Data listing
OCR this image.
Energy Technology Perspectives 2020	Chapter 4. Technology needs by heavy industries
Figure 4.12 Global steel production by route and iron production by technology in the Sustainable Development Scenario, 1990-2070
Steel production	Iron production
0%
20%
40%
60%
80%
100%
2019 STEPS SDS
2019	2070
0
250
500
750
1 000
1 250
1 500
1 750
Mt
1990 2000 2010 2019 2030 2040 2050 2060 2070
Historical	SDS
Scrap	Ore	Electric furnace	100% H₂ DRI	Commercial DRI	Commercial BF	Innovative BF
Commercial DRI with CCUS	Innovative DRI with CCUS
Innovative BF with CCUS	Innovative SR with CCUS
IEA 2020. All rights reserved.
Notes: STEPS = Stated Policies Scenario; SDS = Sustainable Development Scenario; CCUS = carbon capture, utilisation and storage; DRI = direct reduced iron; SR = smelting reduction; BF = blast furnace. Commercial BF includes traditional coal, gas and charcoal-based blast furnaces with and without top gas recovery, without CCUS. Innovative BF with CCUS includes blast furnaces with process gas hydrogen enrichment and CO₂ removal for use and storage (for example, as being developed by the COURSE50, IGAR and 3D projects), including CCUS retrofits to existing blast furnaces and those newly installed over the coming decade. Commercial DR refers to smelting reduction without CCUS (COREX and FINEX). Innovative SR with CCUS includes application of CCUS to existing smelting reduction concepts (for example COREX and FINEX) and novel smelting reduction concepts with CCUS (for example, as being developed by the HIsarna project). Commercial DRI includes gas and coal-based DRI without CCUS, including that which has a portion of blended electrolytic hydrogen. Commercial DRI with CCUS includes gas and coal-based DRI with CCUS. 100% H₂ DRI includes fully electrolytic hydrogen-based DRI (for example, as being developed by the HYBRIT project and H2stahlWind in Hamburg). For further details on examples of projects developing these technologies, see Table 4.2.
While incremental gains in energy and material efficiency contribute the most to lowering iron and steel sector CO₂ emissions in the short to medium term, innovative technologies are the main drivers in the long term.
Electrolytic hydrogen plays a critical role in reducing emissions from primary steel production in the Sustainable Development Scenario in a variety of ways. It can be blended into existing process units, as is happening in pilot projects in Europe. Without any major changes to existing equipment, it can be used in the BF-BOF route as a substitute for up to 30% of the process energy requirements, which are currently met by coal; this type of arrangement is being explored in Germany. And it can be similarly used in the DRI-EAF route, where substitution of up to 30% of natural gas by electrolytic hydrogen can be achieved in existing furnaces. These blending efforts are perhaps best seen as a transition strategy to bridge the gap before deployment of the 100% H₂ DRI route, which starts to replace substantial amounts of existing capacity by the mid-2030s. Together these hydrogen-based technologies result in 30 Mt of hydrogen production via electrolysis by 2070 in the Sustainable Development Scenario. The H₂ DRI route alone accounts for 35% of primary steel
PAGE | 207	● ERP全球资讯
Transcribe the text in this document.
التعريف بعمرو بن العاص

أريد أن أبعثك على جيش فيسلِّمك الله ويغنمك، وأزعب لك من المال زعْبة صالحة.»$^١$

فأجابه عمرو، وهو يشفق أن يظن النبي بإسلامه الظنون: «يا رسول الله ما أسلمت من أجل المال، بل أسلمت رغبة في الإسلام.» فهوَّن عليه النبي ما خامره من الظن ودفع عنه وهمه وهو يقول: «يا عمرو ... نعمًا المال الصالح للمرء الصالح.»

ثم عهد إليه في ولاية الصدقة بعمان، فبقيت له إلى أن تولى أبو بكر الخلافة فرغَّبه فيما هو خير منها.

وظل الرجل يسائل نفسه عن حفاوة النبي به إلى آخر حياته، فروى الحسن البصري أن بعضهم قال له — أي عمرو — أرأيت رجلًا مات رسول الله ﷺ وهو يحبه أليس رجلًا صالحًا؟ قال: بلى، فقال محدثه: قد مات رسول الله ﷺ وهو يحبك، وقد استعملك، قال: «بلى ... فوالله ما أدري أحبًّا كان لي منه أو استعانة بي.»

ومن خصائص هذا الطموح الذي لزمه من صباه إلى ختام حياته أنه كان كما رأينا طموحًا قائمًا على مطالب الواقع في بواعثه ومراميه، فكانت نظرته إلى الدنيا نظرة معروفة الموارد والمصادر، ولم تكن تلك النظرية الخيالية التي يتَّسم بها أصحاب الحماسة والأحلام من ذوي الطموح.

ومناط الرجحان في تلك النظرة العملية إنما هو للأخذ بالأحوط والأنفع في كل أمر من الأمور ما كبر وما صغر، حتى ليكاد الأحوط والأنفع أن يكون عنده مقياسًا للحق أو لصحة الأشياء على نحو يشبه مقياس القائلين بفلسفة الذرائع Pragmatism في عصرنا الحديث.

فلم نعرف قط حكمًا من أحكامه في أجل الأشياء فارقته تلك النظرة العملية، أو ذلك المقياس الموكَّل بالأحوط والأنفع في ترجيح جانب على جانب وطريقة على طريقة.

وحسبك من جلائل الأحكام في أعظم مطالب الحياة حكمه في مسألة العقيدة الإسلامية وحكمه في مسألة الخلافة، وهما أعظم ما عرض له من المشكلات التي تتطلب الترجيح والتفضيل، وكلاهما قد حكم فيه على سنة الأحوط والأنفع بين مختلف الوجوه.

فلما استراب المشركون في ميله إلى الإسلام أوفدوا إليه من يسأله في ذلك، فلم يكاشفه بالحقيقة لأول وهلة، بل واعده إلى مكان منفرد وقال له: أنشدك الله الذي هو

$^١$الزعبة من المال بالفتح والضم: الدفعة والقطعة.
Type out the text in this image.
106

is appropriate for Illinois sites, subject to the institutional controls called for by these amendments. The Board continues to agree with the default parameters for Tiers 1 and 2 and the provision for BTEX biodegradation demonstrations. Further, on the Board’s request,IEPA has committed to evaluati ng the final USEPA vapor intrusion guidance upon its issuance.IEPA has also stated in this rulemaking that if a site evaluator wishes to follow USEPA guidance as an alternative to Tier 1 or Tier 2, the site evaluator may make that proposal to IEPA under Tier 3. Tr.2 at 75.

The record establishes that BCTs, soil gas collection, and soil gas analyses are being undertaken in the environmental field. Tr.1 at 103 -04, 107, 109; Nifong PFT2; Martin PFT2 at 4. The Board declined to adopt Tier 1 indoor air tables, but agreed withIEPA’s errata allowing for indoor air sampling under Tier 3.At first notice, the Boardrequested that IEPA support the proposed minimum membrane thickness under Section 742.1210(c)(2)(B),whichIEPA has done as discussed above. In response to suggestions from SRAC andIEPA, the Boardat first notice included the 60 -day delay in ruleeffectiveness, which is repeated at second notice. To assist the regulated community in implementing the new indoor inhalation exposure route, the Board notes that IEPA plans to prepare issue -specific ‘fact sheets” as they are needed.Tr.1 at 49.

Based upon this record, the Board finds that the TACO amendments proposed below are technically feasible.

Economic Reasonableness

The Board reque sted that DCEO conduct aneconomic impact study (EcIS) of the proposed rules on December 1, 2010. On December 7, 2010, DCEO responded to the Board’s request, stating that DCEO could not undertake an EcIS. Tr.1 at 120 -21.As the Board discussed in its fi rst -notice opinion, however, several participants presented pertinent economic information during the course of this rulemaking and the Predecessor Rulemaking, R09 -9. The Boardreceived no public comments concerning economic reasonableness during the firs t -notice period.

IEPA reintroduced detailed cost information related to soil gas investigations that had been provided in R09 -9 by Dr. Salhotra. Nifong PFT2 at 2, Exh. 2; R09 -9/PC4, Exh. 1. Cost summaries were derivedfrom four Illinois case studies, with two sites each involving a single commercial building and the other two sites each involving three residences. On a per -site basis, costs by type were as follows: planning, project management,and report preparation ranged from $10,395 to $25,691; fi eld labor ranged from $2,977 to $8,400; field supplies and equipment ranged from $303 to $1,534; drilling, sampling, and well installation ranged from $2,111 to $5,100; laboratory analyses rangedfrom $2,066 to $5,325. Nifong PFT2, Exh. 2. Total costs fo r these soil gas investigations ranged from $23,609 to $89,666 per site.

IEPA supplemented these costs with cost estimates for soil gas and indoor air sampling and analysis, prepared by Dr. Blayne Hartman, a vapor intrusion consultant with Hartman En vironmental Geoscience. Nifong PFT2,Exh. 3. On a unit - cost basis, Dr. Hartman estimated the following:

SET TASK:
Show all lines in the entries above where the word "حياته" appears.

EXERCISE SOLUTION:
وظل الرجل يسائل نفسه عن حفاوة النبي به إلى آخر حياته، فروى الحسن البصري أن بعضهم قال له — أي عمرو — أرأيت رجلًا مات رسول الله ﷺ وهو يحبه أليس رجلًا صالحًا؟ قال: بلى، فقال محدثه: قد مات رسول الله ﷺ وهو يحبك، وقد استعملك، قال: «بلى ... فوالله ما أدري أحبًّا كان لي منه أو استعانة بي.»
ومن خصائص هذا الطموح الذي لزمه من صباه إلى ختام حياته أنه كان كما رأينا طموحًا قائمًا على مطالب الواقع في بواعثه ومراميه، فكانت نظرته إلى الدنيا نظرة معروفة الموارد والمصادر، ولم تكن تلك النظرية الخيالية التي يتَّسم بها أصحاب الحماسة والأحلام من ذوي الطموح.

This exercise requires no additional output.